Data items
-- BEGIN --

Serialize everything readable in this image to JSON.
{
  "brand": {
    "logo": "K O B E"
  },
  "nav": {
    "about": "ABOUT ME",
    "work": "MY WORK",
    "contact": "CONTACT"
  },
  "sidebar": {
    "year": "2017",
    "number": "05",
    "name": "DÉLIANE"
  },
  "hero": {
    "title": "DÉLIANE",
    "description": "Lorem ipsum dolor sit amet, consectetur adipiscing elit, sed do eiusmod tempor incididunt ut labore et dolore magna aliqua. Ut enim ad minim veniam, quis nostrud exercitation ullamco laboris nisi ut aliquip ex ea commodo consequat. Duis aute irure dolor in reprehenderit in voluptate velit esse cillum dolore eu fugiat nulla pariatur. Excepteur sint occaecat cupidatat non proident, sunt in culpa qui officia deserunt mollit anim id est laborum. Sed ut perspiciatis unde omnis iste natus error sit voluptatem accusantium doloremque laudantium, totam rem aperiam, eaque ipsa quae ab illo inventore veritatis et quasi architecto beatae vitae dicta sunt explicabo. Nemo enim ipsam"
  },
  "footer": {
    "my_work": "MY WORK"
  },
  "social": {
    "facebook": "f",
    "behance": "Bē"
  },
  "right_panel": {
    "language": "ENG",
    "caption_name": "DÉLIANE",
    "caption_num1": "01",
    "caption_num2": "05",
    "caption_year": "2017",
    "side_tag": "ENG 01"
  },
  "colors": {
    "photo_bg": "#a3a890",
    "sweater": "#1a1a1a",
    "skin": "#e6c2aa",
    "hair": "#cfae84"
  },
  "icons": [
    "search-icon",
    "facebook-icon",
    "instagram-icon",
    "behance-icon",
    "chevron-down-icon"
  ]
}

-- END --

WHAT IS BEING ASKED -
Please copy out each record, character for character.

RESULT -
Serialize everything readable in this image to JSON.
{
  "brand": {
    "logo": "K O B E"
  },
  "nav": {
    "about": "ABOUT ME",
    "work": "MY WORK",
    "contact": "CONTACT"
  },
  "sidebar": {
    "year": "2017",
    "number": "05",
    "name": "DÉLIANE"
  },
  "hero": {
    "title": "DÉLIANE",
    "description": "Lorem ipsum dolor sit amet, consectetur adipiscing elit, sed do eiusmod tempor incididunt ut labore et dolore magna aliqua. Ut enim ad minim veniam, quis nostrud exercitation ullamco laboris nisi ut aliquip ex ea commodo consequat. Duis aute irure dolor in reprehenderit in voluptate velit esse cillum dolore eu fugiat nulla pariatur. Excepteur sint occaecat cupidatat non proident, sunt in culpa qui officia deserunt mollit anim id est laborum. Sed ut perspiciatis unde omnis iste natus error sit voluptatem accusantium doloremque laudantium, totam rem aperiam, eaque ipsa quae ab illo inventore veritatis et quasi architecto beatae vitae dicta sunt explicabo. Nemo enim ipsam"
  },
  "footer": {
    "my_work": "MY WORK"
  },
  "social": {
    "facebook": "f",
    "behance": "Bē"
  },
  "right_panel": {
    "language": "ENG",
    "caption_name": "DÉLIANE",
    "caption_num1": "01",
    "caption_num2": "05",
    "caption_year": "2017",
    "side_tag": "ENG 01"
  },
  "colors": {
    "photo_bg": "#a3a890",
    "sweater": "#1a1a1a",
    "skin": "#e6c2aa",
    "hair": "#cfae84"
  },
  "icons": [
    "search-icon",
    "facebook-icon",
    "instagram-icon",
    "behance-icon",
    "chevron-down-icon"
  ]
}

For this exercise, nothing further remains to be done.